§ **GIVEN TASK**:
Find each line holding "time" and copy it out.

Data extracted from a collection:
● ● ●

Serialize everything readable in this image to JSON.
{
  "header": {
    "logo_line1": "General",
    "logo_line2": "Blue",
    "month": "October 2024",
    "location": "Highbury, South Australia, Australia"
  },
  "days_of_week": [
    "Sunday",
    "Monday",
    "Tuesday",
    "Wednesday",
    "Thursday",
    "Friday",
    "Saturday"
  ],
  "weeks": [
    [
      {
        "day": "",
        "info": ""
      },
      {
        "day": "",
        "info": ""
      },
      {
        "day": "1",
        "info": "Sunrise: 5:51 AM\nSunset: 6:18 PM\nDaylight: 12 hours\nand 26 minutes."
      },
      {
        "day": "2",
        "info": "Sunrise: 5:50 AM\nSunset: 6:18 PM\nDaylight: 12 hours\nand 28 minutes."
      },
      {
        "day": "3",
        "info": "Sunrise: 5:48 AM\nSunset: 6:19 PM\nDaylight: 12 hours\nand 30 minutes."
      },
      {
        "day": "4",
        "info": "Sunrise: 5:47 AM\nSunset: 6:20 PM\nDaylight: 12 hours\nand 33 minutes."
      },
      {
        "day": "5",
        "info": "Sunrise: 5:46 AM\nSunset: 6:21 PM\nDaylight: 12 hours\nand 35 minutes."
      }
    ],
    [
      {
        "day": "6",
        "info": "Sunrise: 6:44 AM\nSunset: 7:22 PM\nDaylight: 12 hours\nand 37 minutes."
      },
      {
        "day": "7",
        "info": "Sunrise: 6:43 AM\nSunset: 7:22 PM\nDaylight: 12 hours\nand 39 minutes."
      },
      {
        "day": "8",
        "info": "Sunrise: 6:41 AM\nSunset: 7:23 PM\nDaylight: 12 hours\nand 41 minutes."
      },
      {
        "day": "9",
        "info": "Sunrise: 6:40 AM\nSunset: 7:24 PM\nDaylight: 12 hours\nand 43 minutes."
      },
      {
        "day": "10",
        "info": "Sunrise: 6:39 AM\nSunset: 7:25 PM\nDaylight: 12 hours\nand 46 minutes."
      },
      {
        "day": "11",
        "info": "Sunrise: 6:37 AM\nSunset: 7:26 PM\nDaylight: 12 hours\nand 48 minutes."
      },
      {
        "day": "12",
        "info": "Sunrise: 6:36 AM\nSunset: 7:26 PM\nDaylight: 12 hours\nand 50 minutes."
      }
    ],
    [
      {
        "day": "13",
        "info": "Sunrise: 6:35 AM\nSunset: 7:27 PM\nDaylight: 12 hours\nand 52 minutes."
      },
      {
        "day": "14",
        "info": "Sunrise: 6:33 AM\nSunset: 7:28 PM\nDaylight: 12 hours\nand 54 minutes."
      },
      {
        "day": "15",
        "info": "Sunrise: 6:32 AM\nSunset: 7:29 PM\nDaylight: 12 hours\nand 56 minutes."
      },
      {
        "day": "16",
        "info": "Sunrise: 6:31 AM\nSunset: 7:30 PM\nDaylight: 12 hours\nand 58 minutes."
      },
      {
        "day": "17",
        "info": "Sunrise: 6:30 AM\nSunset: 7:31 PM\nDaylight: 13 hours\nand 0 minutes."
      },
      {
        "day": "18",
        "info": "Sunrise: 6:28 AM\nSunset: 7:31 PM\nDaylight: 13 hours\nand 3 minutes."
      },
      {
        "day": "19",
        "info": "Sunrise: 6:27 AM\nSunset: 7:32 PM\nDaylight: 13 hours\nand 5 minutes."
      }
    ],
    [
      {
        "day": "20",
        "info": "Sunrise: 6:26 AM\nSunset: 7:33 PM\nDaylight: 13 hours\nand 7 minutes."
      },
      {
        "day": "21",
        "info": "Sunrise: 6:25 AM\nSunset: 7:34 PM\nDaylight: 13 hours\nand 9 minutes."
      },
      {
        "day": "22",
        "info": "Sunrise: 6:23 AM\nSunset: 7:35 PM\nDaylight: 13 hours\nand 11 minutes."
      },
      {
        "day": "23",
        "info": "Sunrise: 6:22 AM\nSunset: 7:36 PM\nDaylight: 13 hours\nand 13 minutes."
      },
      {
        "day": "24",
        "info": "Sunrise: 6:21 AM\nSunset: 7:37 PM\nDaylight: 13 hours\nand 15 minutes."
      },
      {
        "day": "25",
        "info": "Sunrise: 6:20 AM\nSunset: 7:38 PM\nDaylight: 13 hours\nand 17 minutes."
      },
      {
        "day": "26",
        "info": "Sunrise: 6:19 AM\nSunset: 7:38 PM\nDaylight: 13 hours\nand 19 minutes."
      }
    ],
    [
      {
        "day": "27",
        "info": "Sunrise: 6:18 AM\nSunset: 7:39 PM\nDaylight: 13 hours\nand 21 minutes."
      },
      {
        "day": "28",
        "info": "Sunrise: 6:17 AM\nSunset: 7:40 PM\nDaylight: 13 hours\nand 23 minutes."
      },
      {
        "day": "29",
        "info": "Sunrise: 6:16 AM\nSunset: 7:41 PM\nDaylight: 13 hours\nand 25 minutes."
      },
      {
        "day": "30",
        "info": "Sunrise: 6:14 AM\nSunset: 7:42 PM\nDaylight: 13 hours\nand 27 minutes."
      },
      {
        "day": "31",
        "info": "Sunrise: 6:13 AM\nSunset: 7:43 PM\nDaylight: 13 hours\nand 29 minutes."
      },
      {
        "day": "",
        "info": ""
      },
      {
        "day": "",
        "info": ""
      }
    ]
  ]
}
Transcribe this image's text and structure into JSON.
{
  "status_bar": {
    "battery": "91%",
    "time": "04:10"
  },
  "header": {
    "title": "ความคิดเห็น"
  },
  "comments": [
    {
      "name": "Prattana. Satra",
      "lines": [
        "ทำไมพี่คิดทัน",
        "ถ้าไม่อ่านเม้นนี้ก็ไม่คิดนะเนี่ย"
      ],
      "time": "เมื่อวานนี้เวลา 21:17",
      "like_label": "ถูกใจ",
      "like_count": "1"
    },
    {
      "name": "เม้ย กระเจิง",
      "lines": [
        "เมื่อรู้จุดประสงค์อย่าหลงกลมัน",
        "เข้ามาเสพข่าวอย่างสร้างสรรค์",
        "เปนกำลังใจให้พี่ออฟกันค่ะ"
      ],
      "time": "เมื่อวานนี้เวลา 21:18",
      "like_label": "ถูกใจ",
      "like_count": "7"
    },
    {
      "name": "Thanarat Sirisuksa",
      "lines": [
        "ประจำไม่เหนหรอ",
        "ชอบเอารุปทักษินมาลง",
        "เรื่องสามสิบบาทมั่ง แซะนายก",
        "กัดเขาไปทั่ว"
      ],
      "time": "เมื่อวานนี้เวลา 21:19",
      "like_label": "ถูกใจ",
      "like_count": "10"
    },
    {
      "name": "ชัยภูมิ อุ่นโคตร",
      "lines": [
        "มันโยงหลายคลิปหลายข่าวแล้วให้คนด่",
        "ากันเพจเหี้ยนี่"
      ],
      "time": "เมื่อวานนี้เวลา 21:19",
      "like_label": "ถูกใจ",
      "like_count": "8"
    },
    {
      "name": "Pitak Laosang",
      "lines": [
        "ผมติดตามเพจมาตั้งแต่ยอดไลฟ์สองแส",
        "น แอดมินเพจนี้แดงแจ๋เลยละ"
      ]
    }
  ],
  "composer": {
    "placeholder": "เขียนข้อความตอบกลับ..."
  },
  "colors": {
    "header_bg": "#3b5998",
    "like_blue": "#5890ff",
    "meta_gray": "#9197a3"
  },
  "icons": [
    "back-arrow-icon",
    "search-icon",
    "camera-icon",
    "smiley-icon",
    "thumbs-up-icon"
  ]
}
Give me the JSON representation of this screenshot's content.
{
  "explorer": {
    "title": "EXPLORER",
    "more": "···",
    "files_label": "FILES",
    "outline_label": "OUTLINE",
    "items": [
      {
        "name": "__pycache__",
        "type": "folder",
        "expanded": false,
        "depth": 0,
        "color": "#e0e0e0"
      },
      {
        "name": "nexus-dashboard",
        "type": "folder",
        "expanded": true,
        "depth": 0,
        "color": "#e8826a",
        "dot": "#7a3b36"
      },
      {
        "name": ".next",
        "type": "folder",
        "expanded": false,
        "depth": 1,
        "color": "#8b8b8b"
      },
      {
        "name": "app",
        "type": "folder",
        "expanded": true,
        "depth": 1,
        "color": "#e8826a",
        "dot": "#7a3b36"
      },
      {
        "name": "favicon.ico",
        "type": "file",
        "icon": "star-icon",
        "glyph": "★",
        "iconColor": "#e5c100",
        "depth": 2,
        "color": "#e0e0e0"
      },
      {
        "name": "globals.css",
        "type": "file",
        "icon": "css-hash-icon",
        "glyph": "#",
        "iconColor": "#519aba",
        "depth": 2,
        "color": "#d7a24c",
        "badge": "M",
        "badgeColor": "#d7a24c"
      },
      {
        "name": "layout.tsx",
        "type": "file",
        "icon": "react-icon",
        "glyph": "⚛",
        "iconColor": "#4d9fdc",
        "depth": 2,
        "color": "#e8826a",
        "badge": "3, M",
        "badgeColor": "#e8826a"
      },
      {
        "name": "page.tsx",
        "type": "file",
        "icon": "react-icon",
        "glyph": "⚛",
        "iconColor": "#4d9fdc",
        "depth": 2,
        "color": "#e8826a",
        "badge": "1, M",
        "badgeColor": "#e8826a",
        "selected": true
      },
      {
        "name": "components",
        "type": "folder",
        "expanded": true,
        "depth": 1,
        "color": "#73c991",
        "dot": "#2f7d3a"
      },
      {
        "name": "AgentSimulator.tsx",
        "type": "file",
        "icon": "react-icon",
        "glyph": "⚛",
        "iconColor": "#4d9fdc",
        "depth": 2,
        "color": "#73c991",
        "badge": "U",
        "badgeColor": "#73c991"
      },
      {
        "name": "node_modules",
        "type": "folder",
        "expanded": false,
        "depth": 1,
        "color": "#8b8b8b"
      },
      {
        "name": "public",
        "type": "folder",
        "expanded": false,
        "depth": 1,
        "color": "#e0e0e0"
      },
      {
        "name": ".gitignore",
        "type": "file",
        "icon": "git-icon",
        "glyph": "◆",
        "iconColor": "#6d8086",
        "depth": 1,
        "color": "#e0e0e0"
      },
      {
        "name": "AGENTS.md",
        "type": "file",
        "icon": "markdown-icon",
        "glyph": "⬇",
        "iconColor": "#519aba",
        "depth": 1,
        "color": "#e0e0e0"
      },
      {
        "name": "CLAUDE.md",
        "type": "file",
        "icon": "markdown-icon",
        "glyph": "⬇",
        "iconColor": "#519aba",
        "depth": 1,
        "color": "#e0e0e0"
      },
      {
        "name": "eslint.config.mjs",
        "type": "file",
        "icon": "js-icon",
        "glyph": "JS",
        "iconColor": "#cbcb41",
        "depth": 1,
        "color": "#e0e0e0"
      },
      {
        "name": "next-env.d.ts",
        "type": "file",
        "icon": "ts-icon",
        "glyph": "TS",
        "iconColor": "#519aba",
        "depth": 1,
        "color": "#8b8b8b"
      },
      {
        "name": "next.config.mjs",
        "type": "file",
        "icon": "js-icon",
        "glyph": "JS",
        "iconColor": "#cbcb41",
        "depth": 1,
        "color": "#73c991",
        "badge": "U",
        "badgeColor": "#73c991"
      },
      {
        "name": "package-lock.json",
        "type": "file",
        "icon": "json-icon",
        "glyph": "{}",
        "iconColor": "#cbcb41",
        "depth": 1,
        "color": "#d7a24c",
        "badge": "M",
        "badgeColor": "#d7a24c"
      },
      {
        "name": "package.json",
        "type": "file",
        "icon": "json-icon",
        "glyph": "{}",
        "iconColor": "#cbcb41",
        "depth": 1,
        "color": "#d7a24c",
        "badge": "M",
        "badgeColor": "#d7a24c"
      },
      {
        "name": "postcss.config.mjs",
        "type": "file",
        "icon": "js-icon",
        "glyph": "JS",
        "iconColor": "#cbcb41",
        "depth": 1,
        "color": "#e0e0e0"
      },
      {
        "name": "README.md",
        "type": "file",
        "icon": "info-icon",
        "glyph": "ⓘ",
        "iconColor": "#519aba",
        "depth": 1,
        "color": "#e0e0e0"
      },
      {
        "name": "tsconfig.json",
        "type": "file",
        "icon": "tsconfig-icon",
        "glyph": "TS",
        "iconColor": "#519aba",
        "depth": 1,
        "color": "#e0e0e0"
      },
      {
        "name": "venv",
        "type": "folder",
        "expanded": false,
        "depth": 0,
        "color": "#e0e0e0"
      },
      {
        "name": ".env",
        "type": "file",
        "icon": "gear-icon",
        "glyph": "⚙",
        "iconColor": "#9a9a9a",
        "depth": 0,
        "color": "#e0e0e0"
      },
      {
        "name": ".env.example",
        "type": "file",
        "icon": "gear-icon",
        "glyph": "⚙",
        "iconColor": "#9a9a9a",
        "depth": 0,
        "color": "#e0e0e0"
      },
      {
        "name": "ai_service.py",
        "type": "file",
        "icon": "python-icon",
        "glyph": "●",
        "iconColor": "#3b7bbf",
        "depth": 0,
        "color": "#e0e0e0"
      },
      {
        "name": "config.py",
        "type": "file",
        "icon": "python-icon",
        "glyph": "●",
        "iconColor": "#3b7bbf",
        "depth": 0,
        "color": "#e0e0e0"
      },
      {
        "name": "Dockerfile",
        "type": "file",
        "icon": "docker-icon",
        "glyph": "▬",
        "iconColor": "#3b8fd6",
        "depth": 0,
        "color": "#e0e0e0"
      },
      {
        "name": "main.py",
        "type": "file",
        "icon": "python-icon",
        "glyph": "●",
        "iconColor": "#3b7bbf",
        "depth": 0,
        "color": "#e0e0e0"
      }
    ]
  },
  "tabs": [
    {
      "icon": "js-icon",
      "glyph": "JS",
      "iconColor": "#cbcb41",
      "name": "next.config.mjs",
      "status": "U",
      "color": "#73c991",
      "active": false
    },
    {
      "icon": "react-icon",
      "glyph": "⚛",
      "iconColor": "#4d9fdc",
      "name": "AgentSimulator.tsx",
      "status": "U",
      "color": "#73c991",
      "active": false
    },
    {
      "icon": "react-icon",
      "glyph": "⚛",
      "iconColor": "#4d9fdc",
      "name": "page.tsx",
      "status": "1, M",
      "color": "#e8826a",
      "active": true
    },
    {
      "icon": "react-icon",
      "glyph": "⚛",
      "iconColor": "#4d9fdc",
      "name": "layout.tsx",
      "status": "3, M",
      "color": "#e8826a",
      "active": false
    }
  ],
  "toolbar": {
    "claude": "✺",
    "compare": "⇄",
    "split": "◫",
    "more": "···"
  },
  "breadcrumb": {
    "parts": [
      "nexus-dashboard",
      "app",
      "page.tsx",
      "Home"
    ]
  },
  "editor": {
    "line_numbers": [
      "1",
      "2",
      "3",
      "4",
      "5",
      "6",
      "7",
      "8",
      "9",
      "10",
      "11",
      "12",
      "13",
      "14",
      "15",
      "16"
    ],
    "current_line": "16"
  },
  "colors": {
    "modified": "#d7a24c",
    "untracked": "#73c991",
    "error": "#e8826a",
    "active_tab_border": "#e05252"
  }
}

● ● ●

§ **EXERCISE ANSWER**:
    "time": "04:10"
      "time": "เมื่อวานนี้เวลา 21:17",
      "time": "เมื่อวานนี้เวลา 21:18",
      "time": "เมื่อวานนี้เวลา 21:19",
      "time": "เมื่อวานนี้เวลา 21:19",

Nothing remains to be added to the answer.